## SHORT EXERCISE A
Report every line in the records that contains the string "series", matching case.

## EXCERPT PROVIDED
• • • • •

He also watches what they get paid. He actually goes around and talks to his soldiers to make sure they got their full pay that they're supposed to get that month. That somewhere along the line some of it didn't disappear. He looks very closely at their food and the quality of the food. I've learned more about quality of rice and meat and everything else over these two years I would never have thought of, but again, it's another area that if you're not careful corruption can creep into and so you have to monitor that and watch it very carefully, the quality of rice you by and the quality of the meat and everything else.

And then he looks at their living conditions and he makes sure that they're adequate. Again, they don't have to be anything extraordinary, they just need to be adequate. And doing those four things, there's almost negligible attrition. I mean, it's below what would be normally expected.

We found another unit down in Kandahar, the same thing. And it's a unit that's in constant combat too. So where we have found pockets of leaders that are doing an exceptional job, that understand about the need to serve others, to be a servant of your men and some women out there, that that really does help rectify a lot of this.

• • • • •

## SHORT EXERCISE B
Please restate the excerpt on soldiers' pay and leadership word for word, in full.

## EXCERPTED RECORDS
• • • • •

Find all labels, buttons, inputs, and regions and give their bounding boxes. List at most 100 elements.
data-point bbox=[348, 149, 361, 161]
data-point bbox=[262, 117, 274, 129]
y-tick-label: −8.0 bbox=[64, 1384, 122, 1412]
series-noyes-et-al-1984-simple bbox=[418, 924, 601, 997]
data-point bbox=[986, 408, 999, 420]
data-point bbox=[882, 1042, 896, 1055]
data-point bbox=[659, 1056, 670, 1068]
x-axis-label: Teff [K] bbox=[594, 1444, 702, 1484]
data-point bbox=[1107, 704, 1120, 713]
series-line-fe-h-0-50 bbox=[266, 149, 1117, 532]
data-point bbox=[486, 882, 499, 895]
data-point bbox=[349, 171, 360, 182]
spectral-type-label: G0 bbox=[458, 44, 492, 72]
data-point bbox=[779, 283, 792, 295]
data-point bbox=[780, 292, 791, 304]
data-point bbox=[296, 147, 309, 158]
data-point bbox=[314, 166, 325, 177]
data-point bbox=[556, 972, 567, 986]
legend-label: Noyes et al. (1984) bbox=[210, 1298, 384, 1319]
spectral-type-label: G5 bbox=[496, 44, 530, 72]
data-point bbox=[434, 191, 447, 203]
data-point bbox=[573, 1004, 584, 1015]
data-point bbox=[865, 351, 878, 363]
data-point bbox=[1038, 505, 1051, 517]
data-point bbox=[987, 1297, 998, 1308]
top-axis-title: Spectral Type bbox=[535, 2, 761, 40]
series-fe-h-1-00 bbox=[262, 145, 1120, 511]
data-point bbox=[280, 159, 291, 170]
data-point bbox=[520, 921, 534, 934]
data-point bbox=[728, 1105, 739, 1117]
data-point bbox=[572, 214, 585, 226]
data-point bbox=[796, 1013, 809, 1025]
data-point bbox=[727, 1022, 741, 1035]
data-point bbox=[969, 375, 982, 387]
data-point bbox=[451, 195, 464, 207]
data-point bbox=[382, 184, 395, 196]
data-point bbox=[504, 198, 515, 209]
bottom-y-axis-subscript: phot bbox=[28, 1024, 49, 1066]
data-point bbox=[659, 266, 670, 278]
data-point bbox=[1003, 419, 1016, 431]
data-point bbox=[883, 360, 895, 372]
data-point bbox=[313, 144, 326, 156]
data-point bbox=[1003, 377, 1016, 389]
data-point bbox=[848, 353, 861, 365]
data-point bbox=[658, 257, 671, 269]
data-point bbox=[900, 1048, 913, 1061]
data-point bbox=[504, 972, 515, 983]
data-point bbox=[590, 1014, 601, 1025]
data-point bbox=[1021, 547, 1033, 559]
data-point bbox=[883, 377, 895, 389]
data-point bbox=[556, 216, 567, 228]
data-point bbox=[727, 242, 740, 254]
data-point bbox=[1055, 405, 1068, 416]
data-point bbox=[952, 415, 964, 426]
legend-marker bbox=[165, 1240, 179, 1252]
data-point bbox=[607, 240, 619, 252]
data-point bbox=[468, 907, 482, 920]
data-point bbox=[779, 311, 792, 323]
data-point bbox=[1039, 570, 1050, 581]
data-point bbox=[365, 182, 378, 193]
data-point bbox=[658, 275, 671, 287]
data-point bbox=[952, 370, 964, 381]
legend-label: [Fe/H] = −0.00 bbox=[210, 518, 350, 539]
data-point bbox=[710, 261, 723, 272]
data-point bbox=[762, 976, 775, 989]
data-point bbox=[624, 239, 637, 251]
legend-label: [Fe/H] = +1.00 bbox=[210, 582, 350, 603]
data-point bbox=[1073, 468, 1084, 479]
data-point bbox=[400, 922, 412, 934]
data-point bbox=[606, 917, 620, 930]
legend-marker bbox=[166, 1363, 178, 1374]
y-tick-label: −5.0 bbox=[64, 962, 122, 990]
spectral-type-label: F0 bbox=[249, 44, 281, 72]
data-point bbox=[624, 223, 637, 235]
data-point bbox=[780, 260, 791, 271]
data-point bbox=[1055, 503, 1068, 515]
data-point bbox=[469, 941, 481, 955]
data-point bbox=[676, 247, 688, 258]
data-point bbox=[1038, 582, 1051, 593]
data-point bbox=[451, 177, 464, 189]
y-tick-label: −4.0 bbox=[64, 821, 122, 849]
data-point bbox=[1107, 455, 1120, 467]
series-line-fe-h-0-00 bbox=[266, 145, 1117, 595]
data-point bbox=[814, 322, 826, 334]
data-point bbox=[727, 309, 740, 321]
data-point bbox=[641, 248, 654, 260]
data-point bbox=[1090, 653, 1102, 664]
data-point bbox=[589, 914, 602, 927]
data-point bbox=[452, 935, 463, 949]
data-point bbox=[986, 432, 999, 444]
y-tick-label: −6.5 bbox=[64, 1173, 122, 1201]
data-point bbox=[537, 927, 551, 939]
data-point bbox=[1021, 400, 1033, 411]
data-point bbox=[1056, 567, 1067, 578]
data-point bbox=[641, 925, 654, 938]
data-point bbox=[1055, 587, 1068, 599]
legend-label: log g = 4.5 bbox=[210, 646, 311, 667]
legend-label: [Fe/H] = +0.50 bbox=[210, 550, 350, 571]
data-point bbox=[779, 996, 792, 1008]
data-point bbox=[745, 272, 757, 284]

• • • • •

## RESULT A
series-noyes-et-al-1984-simple bbox=[418, 924, 601, 997]
series-line-fe-h-0-50 bbox=[266, 149, 1117, 532]
series-fe-h-1-00 bbox=[262, 145, 1120, 511]
series-line-fe-h-0-00 bbox=[266, 145, 1117, 595]

## RESULT B
He also watches what they get paid. He actually goes around and talks to his soldiers to make sure they got their full pay that they're supposed to get that month. That somewhere along the line some of it didn't disappear. He looks very closely at their food and the quality of the food. I've learned more about quality of rice and meat and everything else over these two years I would never have thought of, but again, it's another area that if you're not careful corruption can creep into and so you have to monitor that and watch it very carefully, the quality of rice you by and the quality of the meat and everything else.

And then he looks at their living conditions and he makes sure that they're adequate. Again, they don't have to be anything extraordinary, they just need to be adequate. And doing those four things, there's almost negligible attrition. I mean, it's below what would be normally expected.

We found another unit down in Kandahar, the same thing. And it's a unit that's in constant combat too. So where we have found pockets of leaders that are doing an exceptional job, that understand about the need to serve others, to be a servant of your men and some women out there, that that really does help rectify a lot of this.